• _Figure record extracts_
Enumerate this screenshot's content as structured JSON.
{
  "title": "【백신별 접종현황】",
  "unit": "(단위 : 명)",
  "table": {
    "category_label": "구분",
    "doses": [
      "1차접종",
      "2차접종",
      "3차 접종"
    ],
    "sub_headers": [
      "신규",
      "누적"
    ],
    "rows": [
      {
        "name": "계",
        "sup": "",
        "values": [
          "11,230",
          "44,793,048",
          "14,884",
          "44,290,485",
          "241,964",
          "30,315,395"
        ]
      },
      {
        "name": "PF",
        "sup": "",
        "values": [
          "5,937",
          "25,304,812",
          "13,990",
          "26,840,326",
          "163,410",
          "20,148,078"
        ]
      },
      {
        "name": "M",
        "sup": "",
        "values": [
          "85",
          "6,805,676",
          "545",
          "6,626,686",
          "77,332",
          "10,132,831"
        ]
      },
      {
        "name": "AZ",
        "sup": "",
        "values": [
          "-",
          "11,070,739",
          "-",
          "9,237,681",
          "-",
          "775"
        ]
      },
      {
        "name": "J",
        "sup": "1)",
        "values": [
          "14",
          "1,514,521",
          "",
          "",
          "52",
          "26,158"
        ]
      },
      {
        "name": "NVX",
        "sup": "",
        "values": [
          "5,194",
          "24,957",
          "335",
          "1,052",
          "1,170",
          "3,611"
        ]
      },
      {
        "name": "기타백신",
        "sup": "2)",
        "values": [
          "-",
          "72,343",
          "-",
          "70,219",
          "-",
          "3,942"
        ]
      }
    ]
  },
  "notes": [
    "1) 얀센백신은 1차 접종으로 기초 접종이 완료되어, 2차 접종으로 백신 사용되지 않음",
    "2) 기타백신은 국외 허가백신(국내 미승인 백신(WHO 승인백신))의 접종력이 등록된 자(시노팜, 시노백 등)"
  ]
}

• _Stated goal_
Determine how many lines of the data contain "name" and give nothing but that number.

• _Exercise output_
7